### [YOUR GOAL]
Take the records underneath and set them down exactly.

(Data extracted from a collection)
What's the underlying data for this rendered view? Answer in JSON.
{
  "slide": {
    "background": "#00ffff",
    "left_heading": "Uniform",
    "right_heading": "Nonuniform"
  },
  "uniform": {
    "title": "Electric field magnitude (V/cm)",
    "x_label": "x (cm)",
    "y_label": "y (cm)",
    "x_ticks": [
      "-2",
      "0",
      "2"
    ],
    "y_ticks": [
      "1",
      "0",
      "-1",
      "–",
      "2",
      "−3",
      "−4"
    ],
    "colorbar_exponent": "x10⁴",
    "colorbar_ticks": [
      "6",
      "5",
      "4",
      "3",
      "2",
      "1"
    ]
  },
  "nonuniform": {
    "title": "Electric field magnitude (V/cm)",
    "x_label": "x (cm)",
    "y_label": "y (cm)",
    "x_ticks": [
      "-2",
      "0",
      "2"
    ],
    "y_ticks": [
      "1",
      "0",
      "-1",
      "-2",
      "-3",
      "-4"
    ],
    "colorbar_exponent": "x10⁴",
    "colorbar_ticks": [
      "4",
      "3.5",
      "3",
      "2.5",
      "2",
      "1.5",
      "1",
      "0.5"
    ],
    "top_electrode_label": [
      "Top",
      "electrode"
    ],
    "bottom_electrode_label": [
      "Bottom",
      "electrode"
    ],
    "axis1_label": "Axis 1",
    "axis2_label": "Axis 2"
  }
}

### [REPLY TO THE TASK]
What's the underlying data for this rendered view? Answer in JSON.
{
  "slide": {
    "background": "#00ffff",
    "left_heading": "Uniform",
    "right_heading": "Nonuniform"
  },
  "uniform": {
    "title": "Electric field magnitude (V/cm)",
    "x_label": "x (cm)",
    "y_label": "y (cm)",
    "x_ticks": [
      "-2",
      "0",
      "2"
    ],
    "y_ticks": [
      "1",
      "0",
      "-1",
      "–",
      "2",
      "−3",
      "−4"
    ],
    "colorbar_exponent": "x10⁴",
    "colorbar_ticks": [
      "6",
      "5",
      "4",
      "3",
      "2",
      "1"
    ]
  },
  "nonuniform": {
    "title": "Electric field magnitude (V/cm)",
    "x_label": "x (cm)",
    "y_label": "y (cm)",
    "x_ticks": [
      "-2",
      "0",
      "2"
    ],
    "y_ticks": [
      "1",
      "0",
      "-1",
      "-2",
      "-3",
      "-4"
    ],
    "colorbar_exponent": "x10⁴",
    "colorbar_ticks": [
      "4",
      "3.5",
      "3",
      "2.5",
      "2",
      "1.5",
      "1",
      "0.5"
    ],
    "top_electrode_label": [
      "Top",
      "electrode"
    ],
    "bottom_electrode_label": [
      "Bottom",
      "electrode"
    ],
    "axis1_label": "Axis 1",
    "axis2_label": "Axis 2"
  }
}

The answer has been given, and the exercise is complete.